• **DIRECTION**
In the data below, find every line that contains the word "oder" and copy each of those lines.

Items from a dataset:
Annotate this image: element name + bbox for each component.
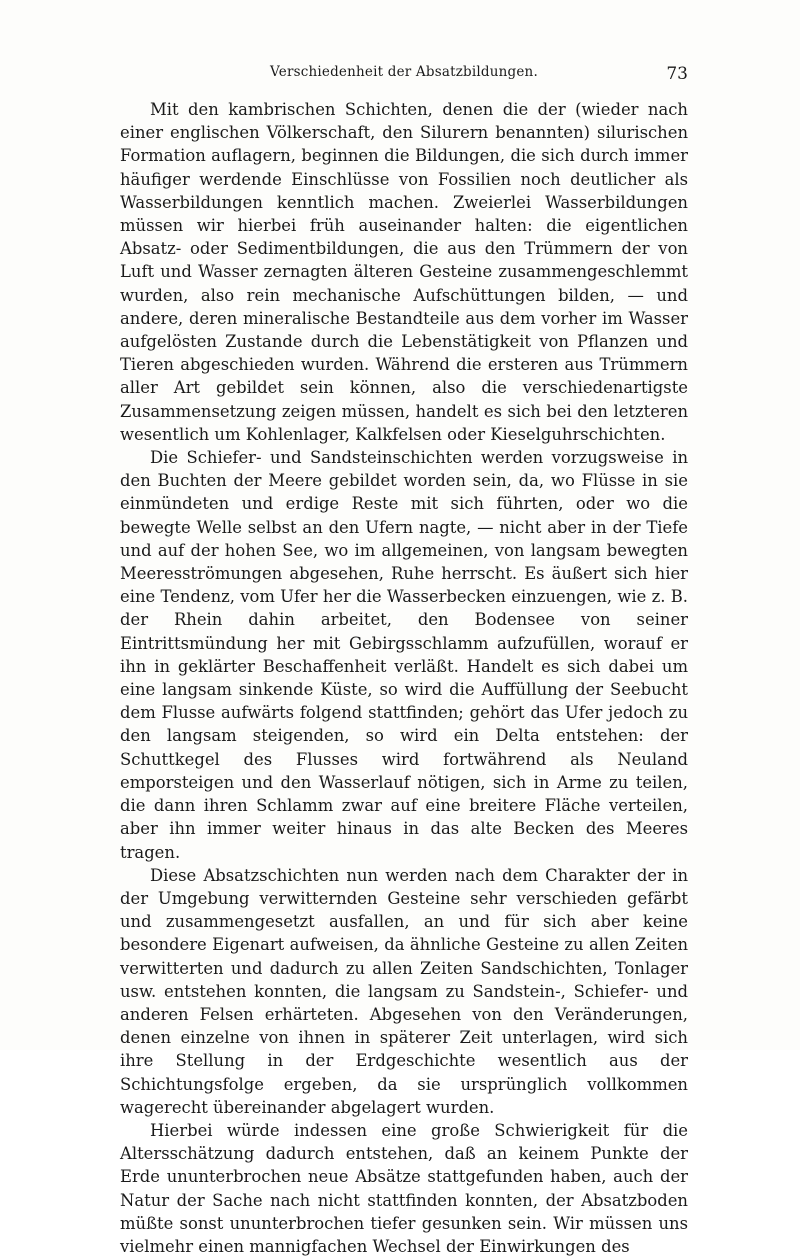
body-text: [120, 98, 688, 1258]
running-head: [120, 64, 688, 90]
paragraph-3: Diese Absatzschichten nun werden nach dem Charakter der in der Umgebung verwitternden Gesteine sehr verschieden gefärbt und zusammengesetzt ausfallen, an und für sich aber keine besondere Eigenart aufweisen, da ähnliche Gesteine zu allen Zeiten verwitterten und dadurch zu allen Zeiten Sandschichten, Tonlager usw. entstehen konnten, die langsam zu Sandstein-, Schiefer- und anderen Felsen erhärteten. Abgesehen von den Veränderungen, denen einzelne von ihnen in späterer Zeit unterlagen, wird sich ihre Stellung in der Erdgeschichte wesentlich aus der Schichtungsfolge ergeben, da sie ursprünglich vollkommen wagerecht übereinander abgelagert wurden.: [120, 865, 688, 1117]
paragraph-4: Hierbei würde indessen eine große Schwierigkeit für die Altersschätzung dadurch entstehen, daß an keinem Punkte der Erde ununterbrochen neue Absätze stattgefunden haben, auch der Natur der Sache nach nicht stattfinden konnten, der Absatzboden müßte sonst ununterbrochen tiefer gesunken sein. Wir müssen uns vielmehr einen mannigfachen Wechsel der Einwirkungen des: [120, 1120, 688, 1256]
running-title: Verschiedenheit der Absatzbildungen.: [270, 64, 538, 80]
paragraph-2: Die Schiefer- und Sandsteinschichten werden vorzugsweise in den Buchten der Meere gebildet worden sein, da, wo Flüsse in sie einmündeten und erdige Reste mit sich führten, oder wo die bewegte Welle selbst an den Ufern nagte, — nicht aber in der Tiefe und auf der hohen See, wo im allgemeinen, von langsam bewegten Meeresströmungen abgesehen, Ruhe herrscht. Es äußert sich hier eine Tendenz, vom Ufer her die Wasserbecken einzuengen, wie z. B. der Rhein dahin arbeitet, den Bodensee von seiner Eintrittsmündung her mit Gebirgsschlamm aufzufüllen, worauf er ihn in geklärter Beschaffenheit verläßt. Handelt es sich dabei um eine langsam sinkende Küste, so wird die Auffüllung der Seebucht dem Flusse aufwärts folgend stattfinden; gehört das Ufer jedoch zu den langsam steigenden, so wird ein Delta entstehen: der Schuttkegel des Flusses wird fortwährend als Neuland emporsteigen und den Wasserlauf nötigen, sich in Arme zu teilen, die dann ihren Schlamm zwar auf eine breitere Fläche verteilen, aber ihn immer weiter hinaus in das alte Becken des Meeres tragen.: [120, 448, 688, 862]
paragraph-1: Mit den kambrischen Schichten, denen die der (wieder nach einer englischen Völkerschaft, den Silurern benannten) silurischen Formation auflagern, beginnen die Bildungen, die sich durch immer häufiger werdende Einschlüsse von Fossilien noch deutlicher als Wasserbildungen kenntlich machen. Zweierlei Wasserbildungen müssen wir hierbei früh auseinander halten: die eigentlichen Absatz- oder Sedimentbildungen, die aus den Trümmern der von Luft und Wasser zernagten älteren Gesteine zusammengeschlemmt wurden, also rein mechanische Aufschüttungen bilden, — und andere, deren mineralische Bestandteile aus dem vorher im Wasser aufgelösten Zustande durch die Lebenstätigkeit von Pflanzen und Tieren abgeschieden wurden. Während die ersteren aus Trümmern aller Art gebildet sein können, also die verschiedenartigste Zusammensetzung zeigen müssen, handelt es sich bei den letzteren wesentlich um Kohlenlager, Kalkfelsen oder Kieselguhrschichten.: [120, 100, 688, 444]
page-number: 73: [666, 64, 688, 84]
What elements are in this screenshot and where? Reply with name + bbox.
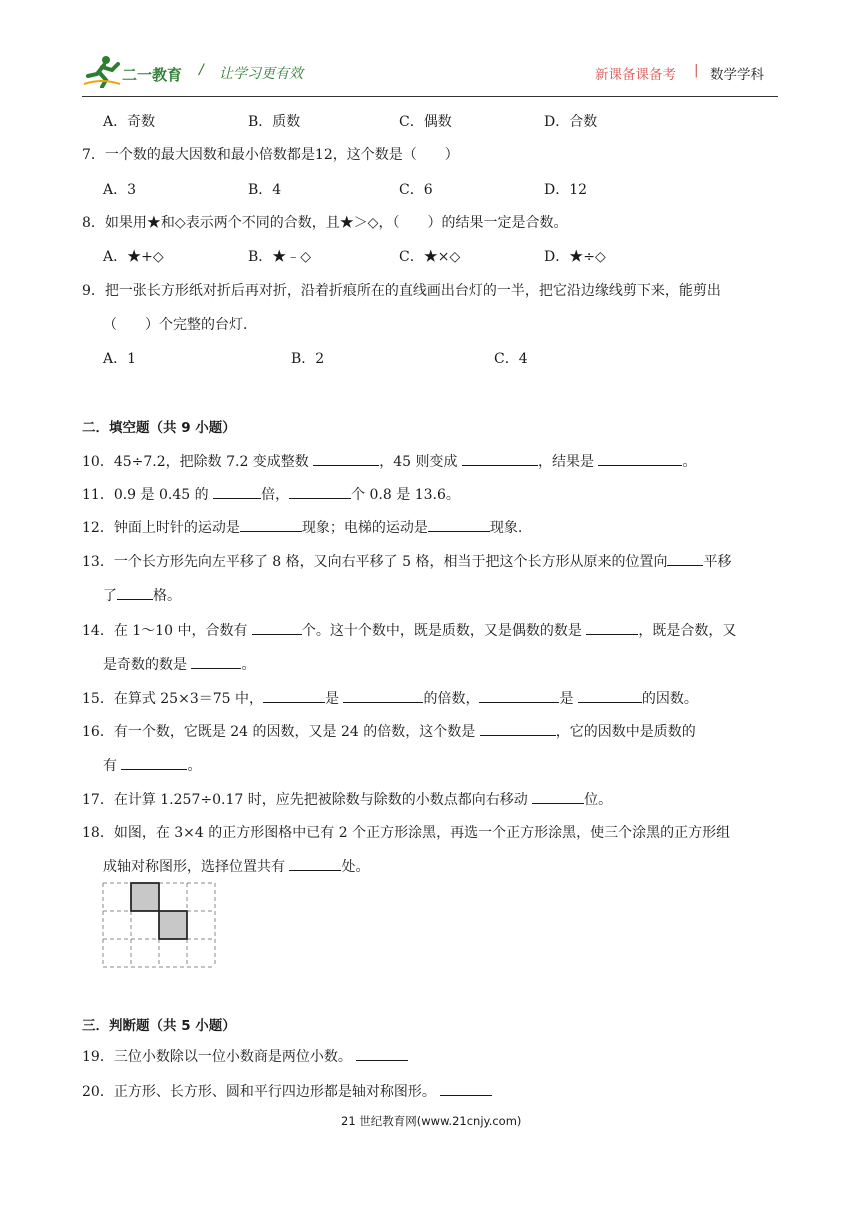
question-text: 平移 xyxy=(703,554,732,570)
answer-blank[interactable] xyxy=(586,622,638,635)
answer-blank[interactable] xyxy=(252,622,302,635)
question-text: 一个数的最大因数和最小倍数都是12，这个数是（ ） xyxy=(104,147,459,163)
question-10 xyxy=(82,451,696,471)
question-number: 18． xyxy=(82,825,114,841)
answer-blank[interactable] xyxy=(213,486,261,499)
answer-blank[interactable] xyxy=(667,553,703,566)
filled-cell xyxy=(131,883,159,911)
header-course-label: 新课备课备考 xyxy=(595,67,676,83)
question-number: 20． xyxy=(82,1084,114,1100)
option: A．★+◇ xyxy=(103,249,164,265)
question-17 xyxy=(82,789,612,809)
option: C．偶数 xyxy=(399,114,452,130)
question-19 xyxy=(82,1046,408,1066)
answer-blank[interactable] xyxy=(240,519,302,532)
question-text: 0.9 是 0.45 的 xyxy=(113,487,209,503)
answer-blank[interactable] xyxy=(263,690,325,703)
question-number: 7． xyxy=(82,147,105,163)
question-13 xyxy=(82,551,731,571)
question-text: ，45 则变成 xyxy=(379,454,458,470)
option: D．合数 xyxy=(544,114,598,130)
question-text: 一个长方形先向左平移了 8 格，又向右平移了 5 格，相当于把这个长方形从原来的位置向 xyxy=(113,554,668,570)
question-12 xyxy=(82,517,522,537)
question-number: 17． xyxy=(82,792,114,808)
option: B．质数 xyxy=(248,114,301,130)
square-grid-figure xyxy=(102,882,218,970)
question-text: 三位小数除以一位小数商是两位小数。 xyxy=(113,1049,352,1065)
section-title: 三．判断题（共 5 小题） xyxy=(82,1018,236,1034)
slogan: 让学习更有效 xyxy=(219,66,303,82)
question-20 xyxy=(82,1081,492,1101)
option: B．4 xyxy=(248,182,282,198)
question-text: 是 xyxy=(559,691,574,707)
question-text: 把一张长方形纸对折后再对折，沿着折痕所在的直线画出台灯的一半，把它沿边缘线剪下来，能剪出 xyxy=(104,283,721,299)
question-18 xyxy=(82,822,730,842)
option: B．2 xyxy=(291,351,325,367)
question-text: ，它的因数中是质数的 xyxy=(555,724,696,740)
answer-blank[interactable] xyxy=(480,723,556,736)
answer-blank[interactable] xyxy=(428,519,490,532)
option: A．3 xyxy=(103,182,137,198)
option: C．6 xyxy=(399,182,433,198)
question-text: 个。这十个数中，既是质数，又是偶数的数是 xyxy=(301,623,582,639)
question-number: 19． xyxy=(82,1049,114,1065)
question-11 xyxy=(82,484,460,504)
option: D．★÷◇ xyxy=(544,249,606,265)
option: C．4 xyxy=(494,351,528,367)
option: A．1 xyxy=(103,351,137,367)
question-text: 如果用★和◇表示两个不同的合数，且★＞◇，（ ）的结果一定是合数。 xyxy=(104,215,568,231)
question-text: 格。 xyxy=(153,588,181,604)
answer-blank[interactable] xyxy=(440,1083,492,1096)
question-18-cont xyxy=(103,856,369,876)
header-divider: | xyxy=(694,62,699,78)
section-title: 二．填空题（共 9 小题） xyxy=(82,420,236,436)
header-subject: 数学学科 xyxy=(710,67,764,83)
question-text: 处。 xyxy=(341,859,370,875)
header-rule xyxy=(82,96,778,97)
answer-blank[interactable] xyxy=(479,690,559,703)
question-text: 有一个数，它既是 24 的因数，又是 24 的倍数，这个数是 xyxy=(113,724,476,740)
question-14 xyxy=(82,620,736,640)
question-number: 15． xyxy=(82,691,114,707)
question-text: 。 xyxy=(682,454,697,470)
question-text: 是 xyxy=(325,691,339,707)
question-text: ，结果是 xyxy=(537,454,594,470)
filled-cell xyxy=(159,911,187,939)
answer-blank[interactable] xyxy=(289,858,341,871)
question-text: 钟面上时针的运动是 xyxy=(113,520,240,536)
question-text: 有 xyxy=(103,758,117,774)
answer-blank[interactable] xyxy=(313,453,379,466)
question-8 xyxy=(82,212,567,232)
question-text: 。 xyxy=(241,657,256,673)
question-text-cont: （ ）个完整的台灯． xyxy=(103,317,257,333)
question-text: 的倍数， xyxy=(423,691,480,707)
footer: 21 世纪教育网(www.21cnjy.com) xyxy=(341,1114,522,1128)
question-text: 在计算 1.257÷0.17 时，应先把被除数与除数的小数点都向右移动 xyxy=(113,792,528,808)
question-text: 了 xyxy=(103,588,117,604)
question-16-cont xyxy=(103,755,201,775)
question-7 xyxy=(82,144,459,164)
question-text: 倍， xyxy=(261,487,290,503)
question-number: 13． xyxy=(82,554,114,570)
question-text: 在算式 25×3＝75 中， xyxy=(113,691,263,707)
question-text: 是奇数的数是 xyxy=(103,657,187,673)
question-14-cont xyxy=(103,654,255,674)
question-9 xyxy=(82,280,721,300)
question-number: 10． xyxy=(82,454,114,470)
question-16 xyxy=(82,721,696,741)
question-text: 现象；电梯的运动是 xyxy=(301,520,428,536)
answer-blank[interactable] xyxy=(598,453,682,466)
question-number: 12． xyxy=(82,520,114,536)
answer-blank[interactable] xyxy=(532,791,584,804)
question-text: 位。 xyxy=(584,792,613,808)
question-13-cont xyxy=(103,585,181,605)
question-text: 个 0.8 是 13.6。 xyxy=(351,487,460,503)
question-text: 的因数。 xyxy=(641,691,698,707)
question-text: ，既是合数，又 xyxy=(638,623,737,639)
question-text: 在 1～10 中，合数有 xyxy=(113,623,248,639)
header-slash: / xyxy=(199,62,204,78)
runner-logo-icon xyxy=(82,54,122,88)
answer-blank[interactable] xyxy=(117,587,153,600)
option: C．★×◇ xyxy=(399,249,461,265)
question-text: 45÷7.2，把除数 7.2 变成整数 xyxy=(113,454,309,470)
answer-blank[interactable] xyxy=(578,690,642,703)
option: D．12 xyxy=(544,182,588,198)
answer-blank[interactable] xyxy=(356,1048,408,1061)
question-number: 8． xyxy=(82,215,105,231)
question-number: 11． xyxy=(82,487,114,503)
question-number: 9． xyxy=(82,283,105,299)
question-number: 16． xyxy=(82,724,114,740)
answer-blank[interactable] xyxy=(191,656,241,669)
question-text: 。 xyxy=(187,758,202,774)
answer-blank[interactable] xyxy=(121,757,187,770)
option: A．奇数 xyxy=(103,114,156,130)
answer-blank[interactable] xyxy=(462,453,538,466)
question-15 xyxy=(82,688,698,708)
answer-blank[interactable] xyxy=(289,486,351,499)
answer-blank[interactable] xyxy=(343,690,423,703)
option: B．★﹣◇ xyxy=(248,249,312,265)
question-number: 14． xyxy=(82,623,114,639)
question-text: 如图，在 3×4 的正方形图格中已有 2 个正方形涂黑，再选一个正方形涂黑，使三个涂黑的正方形组 xyxy=(113,825,731,841)
logo-text: 二一教育 xyxy=(122,66,183,84)
question-text: 现象. xyxy=(489,520,523,536)
question-text: 成轴对称图形，选择位置共有 xyxy=(103,859,285,875)
question-text: 正方形、长方形、圆和平行四边形都是轴对称图形。 xyxy=(113,1084,436,1100)
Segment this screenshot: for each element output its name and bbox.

• **REPLY TO THE TASK**
paragraph-2: Die Schiefer- und Sandsteinschichten werden vorzugsweise in den Buchten der Meere gebildet worden sein, da, wo Flüsse in sie einmündeten und erdige Reste mit sich führten, oder wo die bewegte Welle selbst an den Ufern nagte, — nicht aber in der Tiefe und auf der hohen See, wo im allgemeinen, von langsam bewegten Meeresströmungen abgesehen, Ruhe herrscht. Es äußert sich hier eine Tendenz, vom Ufer her die Wasserbecken einzuengen, wie z. B. der Rhein dahin arbeitet, den Bodensee von seiner Eintrittsmündung her mit Gebirgsschlamm aufzufüllen, worauf er ihn in geklärter Beschaffenheit verläßt. Handelt es sich dabei um eine langsam sinkende Küste, so wird die Auffüllung der Seebucht dem Flusse aufwärts folgend stattfinden; gehört das Ufer jedoch zu den langsam steigenden, so wird ein Delta entstehen: der Schuttkegel des Flusses wird fortwährend als Neuland emporsteigen und den Wasserlauf nötigen, sich in Arme zu teilen, die dann ihren Schlamm zwar auf eine breitere Fläche verteilen, aber ihn immer weiter hinaus in das alte Becken des Meeres tragen.: [120, 448, 688, 862]
paragraph-1: Mit den kambrischen Schichten, denen die der (wieder nach einer englischen Völkerschaft, den Silurern benannten) silurischen Formation auflagern, beginnen die Bildungen, die sich durch immer häufiger werdende Einschlüsse von Fossilien noch deutlicher als Wasserbildungen kenntlich machen. Zweierlei Wasserbildungen müssen wir hierbei früh auseinander halten: die eigentlichen Absatz- oder Sedimentbildungen, die aus den Trümmern der von Luft und Wasser zernagten älteren Gesteine zusammengeschlemmt wurden, also rein mechanische Aufschüttungen bilden, — und andere, deren mineralische Bestandteile aus dem vorher im Wasser aufgelösten Zustande durch die Lebenstätigkeit von Pflanzen und Tieren abgeschieden wurden. Während die ersteren aus Trümmern aller Art gebildet sein können, also die verschiedenartigste Zusammensetzung zeigen müssen, handelt es sich bei den letzteren wesentlich um Kohlenlager, Kalkfelsen oder Kieselguhrschichten.: [120, 100, 688, 444]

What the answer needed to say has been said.